To do:
Can you output the material exactly as written, minus any pictures it holds?

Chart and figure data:
★ ★ ★ ★

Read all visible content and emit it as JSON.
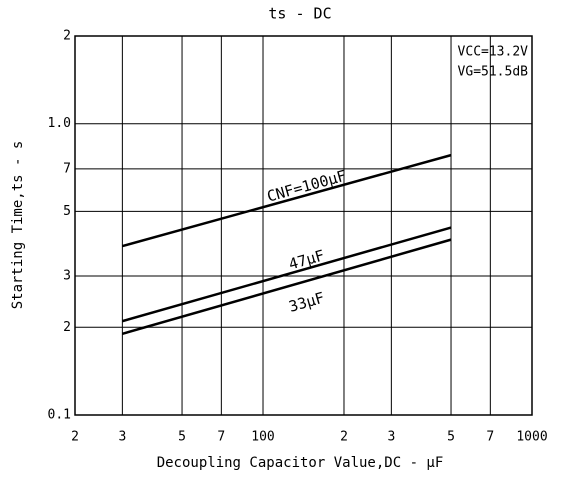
{
  "chart_data": {
    "type": "line",
    "title": "ts - DC",
    "x_label": "Decoupling Capacitor Value,DC - µF",
    "y_label": "Starting Time,ts - s",
    "annotations": [
      "VCC=13.2V",
      "VG=51.5dB"
    ],
    "x": [
      30,
      500
    ],
    "series": [
      {
        "name": "CNF=100µF",
        "color": "#000000",
        "values": [
          0.38,
          0.78
        ]
      },
      {
        "name": "47µF",
        "color": "#000000",
        "values": [
          0.21,
          0.44
        ]
      },
      {
        "name": "33µF",
        "color": "#000000",
        "values": [
          0.19,
          0.4
        ]
      }
    ],
    "xlim": [
      20,
      1000
    ],
    "ylim": [
      0.1,
      2
    ],
    "x_log": true,
    "y_log": true,
    "grid": true,
    "xticks": [
      {
        "value": 20,
        "label": "2"
      },
      {
        "value": 30,
        "label": "3"
      },
      {
        "value": 50,
        "label": "5"
      },
      {
        "value": 70,
        "label": "7"
      },
      100,
      {
        "value": 200,
        "label": "2"
      },
      {
        "value": 300,
        "label": "3"
      },
      {
        "value": 500,
        "label": "5"
      },
      {
        "value": 700,
        "label": "7"
      },
      1000
    ],
    "yticks": [
      0.1,
      {
        "value": 0.2,
        "label": "2"
      },
      {
        "value": 0.3,
        "label": "3"
      },
      {
        "value": 0.5,
        "label": "5"
      },
      {
        "value": 0.7,
        "label": "7"
      },
      {
        "value": 1,
        "label": "1.0"
      },
      2
    ]
  }
}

★ ★ ★ ★

Task answer:
Read all visible content and emit it as JSON.
{
  "chart_data": {
    "type": "line",
    "title": "ts - DC",
    "x_label": "Decoupling Capacitor Value,DC - µF",
    "y_label": "Starting Time,ts - s",
    "annotations": [
      "VCC=13.2V",
      "VG=51.5dB"
    ],
    "x": [
      30,
      500
    ],
    "series": [
      {
        "name": "CNF=100µF",
        "color": "#000000",
        "values": [
          0.38,
          0.78
        ]
      },
      {
        "name": "47µF",
        "color": "#000000",
        "values": [
          0.21,
          0.44
        ]
      },
      {
        "name": "33µF",
        "color": "#000000",
        "values": [
          0.19,
          0.4
        ]
      }
    ],
    "xlim": [
      20,
      1000
    ],
    "ylim": [
      0.1,
      2
    ],
    "x_log": true,
    "y_log": true,
    "grid": true,
    "xticks": [
      {
        "value": 20,
        "label": "2"
      },
      {
        "value": 30,
        "label": "3"
      },
      {
        "value": 50,
        "label": "5"
      },
      {
        "value": 70,
        "label": "7"
      },
      100,
      {
        "value": 200,
        "label": "2"
      },
      {
        "value": 300,
        "label": "3"
      },
      {
        "value": 500,
        "label": "5"
      },
      {
        "value": 700,
        "label": "7"
      },
      1000
    ],
    "yticks": [
      0.1,
      {
        "value": 0.2,
        "label": "2"
      },
      {
        "value": 0.3,
        "label": "3"
      },
      {
        "value": 0.5,
        "label": "5"
      },
      {
        "value": 0.7,
        "label": "7"
      },
      {
        "value": 1,
        "label": "1.0"
      },
      2
    ]
  }
}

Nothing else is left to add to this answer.